### Work to be completed
Count the lines in the data below where the string "true" occurs, please, and give the number alone.

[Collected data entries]
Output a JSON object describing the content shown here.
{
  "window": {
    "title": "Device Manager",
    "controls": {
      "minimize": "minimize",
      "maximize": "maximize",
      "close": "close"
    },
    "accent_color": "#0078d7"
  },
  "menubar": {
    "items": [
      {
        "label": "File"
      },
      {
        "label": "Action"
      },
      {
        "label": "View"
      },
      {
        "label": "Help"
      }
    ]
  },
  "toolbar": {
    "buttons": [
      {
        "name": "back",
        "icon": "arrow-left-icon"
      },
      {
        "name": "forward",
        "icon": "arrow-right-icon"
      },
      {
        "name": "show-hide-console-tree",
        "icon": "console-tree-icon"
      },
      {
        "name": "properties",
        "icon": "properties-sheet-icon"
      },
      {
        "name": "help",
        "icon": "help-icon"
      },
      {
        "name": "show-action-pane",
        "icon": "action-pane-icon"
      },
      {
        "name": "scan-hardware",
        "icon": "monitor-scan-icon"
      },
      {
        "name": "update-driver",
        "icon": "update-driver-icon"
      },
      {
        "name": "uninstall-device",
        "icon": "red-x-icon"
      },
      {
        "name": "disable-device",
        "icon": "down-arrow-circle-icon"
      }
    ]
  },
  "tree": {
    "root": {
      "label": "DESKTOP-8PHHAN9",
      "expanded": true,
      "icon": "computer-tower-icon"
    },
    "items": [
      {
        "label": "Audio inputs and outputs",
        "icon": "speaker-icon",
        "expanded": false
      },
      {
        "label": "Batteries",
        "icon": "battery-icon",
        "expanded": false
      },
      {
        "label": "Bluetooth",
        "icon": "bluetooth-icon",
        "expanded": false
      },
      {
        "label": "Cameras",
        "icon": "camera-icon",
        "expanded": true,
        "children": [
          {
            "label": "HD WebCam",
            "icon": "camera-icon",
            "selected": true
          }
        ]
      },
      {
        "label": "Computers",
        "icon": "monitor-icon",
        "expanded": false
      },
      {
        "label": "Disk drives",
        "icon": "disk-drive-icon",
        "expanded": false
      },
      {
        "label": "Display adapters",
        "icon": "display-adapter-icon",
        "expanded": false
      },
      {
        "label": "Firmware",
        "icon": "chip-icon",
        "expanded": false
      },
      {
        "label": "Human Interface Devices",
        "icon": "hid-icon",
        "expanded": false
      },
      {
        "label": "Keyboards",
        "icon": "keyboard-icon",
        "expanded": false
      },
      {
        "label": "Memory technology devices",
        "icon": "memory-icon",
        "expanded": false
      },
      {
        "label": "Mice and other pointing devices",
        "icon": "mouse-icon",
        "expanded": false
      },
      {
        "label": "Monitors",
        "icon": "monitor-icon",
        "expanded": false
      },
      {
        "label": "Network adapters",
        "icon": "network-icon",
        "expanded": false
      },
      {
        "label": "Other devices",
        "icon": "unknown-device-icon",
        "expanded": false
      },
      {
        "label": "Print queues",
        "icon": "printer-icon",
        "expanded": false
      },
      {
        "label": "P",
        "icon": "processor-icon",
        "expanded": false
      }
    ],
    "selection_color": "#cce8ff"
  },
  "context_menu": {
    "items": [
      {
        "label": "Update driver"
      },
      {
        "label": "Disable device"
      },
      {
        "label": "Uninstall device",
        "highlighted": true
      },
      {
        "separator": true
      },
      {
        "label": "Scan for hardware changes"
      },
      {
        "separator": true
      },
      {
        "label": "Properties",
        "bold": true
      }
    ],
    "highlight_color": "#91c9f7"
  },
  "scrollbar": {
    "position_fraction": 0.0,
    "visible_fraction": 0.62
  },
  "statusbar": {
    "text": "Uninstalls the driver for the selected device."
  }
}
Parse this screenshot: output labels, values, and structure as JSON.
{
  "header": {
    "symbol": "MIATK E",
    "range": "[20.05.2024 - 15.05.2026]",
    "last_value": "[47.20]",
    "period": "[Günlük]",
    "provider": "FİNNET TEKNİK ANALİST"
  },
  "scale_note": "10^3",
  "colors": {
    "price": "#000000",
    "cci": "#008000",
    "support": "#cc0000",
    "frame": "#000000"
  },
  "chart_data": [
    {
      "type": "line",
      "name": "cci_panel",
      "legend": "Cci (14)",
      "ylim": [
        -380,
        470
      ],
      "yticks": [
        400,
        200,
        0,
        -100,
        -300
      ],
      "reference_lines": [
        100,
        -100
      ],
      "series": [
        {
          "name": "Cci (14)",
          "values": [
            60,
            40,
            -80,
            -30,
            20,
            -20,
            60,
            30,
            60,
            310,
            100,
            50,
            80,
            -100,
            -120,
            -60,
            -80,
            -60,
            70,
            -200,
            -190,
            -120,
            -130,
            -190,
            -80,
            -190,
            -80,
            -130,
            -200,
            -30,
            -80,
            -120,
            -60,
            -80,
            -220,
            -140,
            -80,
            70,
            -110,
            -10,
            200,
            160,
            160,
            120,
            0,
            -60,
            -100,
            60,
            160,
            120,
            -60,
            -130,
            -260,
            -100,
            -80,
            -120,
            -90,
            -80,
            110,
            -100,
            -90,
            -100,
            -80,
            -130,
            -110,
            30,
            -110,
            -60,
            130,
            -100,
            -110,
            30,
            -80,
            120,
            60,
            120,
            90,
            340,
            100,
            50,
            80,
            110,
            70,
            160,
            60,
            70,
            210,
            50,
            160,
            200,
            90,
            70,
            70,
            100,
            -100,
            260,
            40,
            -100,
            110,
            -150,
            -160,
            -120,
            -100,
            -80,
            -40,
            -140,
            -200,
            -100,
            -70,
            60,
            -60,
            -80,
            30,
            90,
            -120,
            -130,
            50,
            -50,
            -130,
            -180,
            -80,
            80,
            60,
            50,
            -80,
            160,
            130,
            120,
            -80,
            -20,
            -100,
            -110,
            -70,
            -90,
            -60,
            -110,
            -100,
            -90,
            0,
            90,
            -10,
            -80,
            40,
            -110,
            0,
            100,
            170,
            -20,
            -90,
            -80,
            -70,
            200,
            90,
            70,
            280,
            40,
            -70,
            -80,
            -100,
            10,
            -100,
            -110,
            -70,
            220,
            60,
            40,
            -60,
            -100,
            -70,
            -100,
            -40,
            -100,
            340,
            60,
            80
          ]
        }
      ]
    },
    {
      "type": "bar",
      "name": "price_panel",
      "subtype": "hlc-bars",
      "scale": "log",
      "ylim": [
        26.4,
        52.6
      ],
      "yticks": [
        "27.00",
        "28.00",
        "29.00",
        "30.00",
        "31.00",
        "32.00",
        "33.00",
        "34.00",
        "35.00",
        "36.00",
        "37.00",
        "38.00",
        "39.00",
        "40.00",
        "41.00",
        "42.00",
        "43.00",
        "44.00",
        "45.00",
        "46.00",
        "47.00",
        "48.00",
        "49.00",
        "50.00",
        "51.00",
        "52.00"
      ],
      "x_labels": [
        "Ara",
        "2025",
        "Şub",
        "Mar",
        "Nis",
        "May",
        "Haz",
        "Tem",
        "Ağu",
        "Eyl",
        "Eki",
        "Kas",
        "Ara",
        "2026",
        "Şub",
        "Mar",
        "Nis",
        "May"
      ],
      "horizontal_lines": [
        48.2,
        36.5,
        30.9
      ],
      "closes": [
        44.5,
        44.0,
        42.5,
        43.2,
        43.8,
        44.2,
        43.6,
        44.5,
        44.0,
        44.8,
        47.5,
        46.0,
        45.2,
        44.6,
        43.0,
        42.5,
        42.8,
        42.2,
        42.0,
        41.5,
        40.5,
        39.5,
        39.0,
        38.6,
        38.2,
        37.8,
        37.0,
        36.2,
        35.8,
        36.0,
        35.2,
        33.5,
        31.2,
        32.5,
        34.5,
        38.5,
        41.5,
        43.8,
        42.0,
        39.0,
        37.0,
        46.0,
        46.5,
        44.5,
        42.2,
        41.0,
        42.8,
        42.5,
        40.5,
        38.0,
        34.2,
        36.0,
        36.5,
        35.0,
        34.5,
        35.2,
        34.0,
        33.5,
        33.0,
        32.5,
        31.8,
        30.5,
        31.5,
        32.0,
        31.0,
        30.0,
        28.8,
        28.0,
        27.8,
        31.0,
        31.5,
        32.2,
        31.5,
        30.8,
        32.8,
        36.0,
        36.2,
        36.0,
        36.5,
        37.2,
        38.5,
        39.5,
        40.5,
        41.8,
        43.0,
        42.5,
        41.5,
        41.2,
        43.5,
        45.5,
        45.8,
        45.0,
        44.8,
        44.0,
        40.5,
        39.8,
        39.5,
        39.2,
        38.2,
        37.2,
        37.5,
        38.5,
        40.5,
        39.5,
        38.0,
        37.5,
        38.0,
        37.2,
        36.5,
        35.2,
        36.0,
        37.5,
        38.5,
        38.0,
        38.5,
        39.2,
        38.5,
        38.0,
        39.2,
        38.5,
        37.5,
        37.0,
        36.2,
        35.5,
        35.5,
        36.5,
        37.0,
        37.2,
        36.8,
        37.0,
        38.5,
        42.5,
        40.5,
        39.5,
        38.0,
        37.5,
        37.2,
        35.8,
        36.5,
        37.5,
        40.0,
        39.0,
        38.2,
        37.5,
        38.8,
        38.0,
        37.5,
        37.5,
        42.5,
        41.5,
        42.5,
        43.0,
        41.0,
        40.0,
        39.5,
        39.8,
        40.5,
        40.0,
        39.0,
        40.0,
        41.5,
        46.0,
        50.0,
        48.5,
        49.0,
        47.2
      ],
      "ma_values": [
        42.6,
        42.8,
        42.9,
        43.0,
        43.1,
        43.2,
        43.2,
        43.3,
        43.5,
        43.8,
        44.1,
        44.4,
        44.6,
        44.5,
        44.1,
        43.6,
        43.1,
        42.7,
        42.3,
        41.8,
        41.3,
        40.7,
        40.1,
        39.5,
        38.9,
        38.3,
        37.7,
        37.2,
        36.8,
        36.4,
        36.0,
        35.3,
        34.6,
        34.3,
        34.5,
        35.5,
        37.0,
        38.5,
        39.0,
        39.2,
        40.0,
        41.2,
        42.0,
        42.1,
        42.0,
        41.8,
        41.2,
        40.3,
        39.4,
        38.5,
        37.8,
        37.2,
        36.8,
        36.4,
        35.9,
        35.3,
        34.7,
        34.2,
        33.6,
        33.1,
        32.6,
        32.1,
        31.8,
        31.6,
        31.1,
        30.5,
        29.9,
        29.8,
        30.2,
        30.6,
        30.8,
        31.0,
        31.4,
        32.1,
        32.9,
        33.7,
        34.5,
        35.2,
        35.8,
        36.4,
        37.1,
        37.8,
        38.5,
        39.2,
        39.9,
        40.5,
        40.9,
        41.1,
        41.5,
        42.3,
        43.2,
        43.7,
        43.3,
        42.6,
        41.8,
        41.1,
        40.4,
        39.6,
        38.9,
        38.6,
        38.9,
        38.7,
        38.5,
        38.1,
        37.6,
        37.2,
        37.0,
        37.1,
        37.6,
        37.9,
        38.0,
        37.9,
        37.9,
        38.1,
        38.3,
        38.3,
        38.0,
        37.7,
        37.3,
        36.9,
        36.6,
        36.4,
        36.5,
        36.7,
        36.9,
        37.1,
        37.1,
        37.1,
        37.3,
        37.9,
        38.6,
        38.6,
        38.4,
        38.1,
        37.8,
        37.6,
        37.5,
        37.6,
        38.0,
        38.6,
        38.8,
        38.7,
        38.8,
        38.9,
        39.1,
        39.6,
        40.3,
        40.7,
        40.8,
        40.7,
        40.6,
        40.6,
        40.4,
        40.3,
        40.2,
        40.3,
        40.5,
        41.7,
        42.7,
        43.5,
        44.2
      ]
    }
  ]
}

### Answer in full
7